__Given information__.
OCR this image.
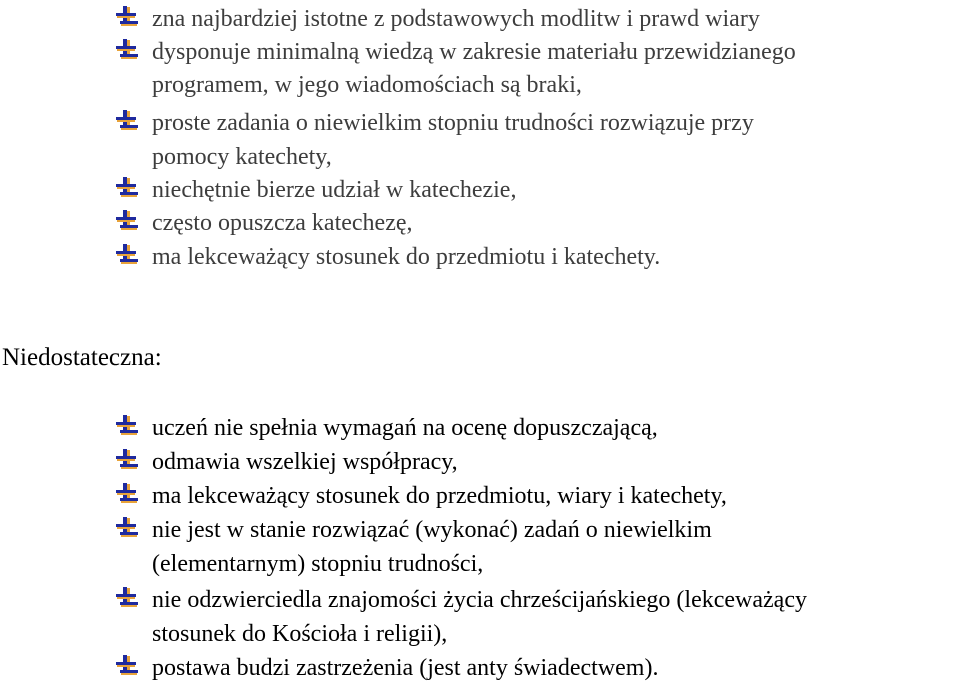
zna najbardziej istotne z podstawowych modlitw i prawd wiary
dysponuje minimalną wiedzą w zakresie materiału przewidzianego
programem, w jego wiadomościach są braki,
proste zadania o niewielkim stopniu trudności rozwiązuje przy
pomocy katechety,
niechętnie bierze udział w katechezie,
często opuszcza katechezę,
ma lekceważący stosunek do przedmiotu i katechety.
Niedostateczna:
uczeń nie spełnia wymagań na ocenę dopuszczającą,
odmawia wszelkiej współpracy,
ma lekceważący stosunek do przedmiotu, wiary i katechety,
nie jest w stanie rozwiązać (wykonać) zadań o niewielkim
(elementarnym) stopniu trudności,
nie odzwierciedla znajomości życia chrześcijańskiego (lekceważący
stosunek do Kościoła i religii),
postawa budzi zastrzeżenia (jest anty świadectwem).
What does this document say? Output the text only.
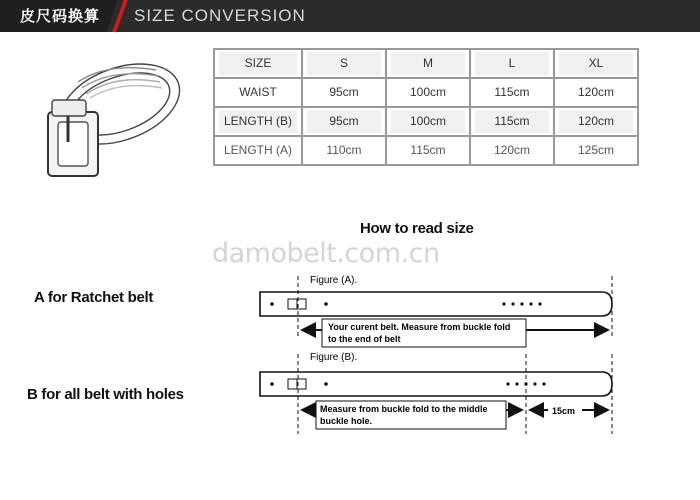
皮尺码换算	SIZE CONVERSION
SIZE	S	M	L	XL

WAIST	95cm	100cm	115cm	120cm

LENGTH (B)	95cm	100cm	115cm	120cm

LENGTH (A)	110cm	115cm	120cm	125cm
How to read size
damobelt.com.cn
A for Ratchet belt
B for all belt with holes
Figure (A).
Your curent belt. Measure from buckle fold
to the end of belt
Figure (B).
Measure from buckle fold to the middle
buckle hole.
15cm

__Prompt__. From the records, copy every line that has the string "buckle" in it.

__Result of the task__.
Your curent belt. Measure from buckle fold
Measure from buckle fold to the middle
buckle hole.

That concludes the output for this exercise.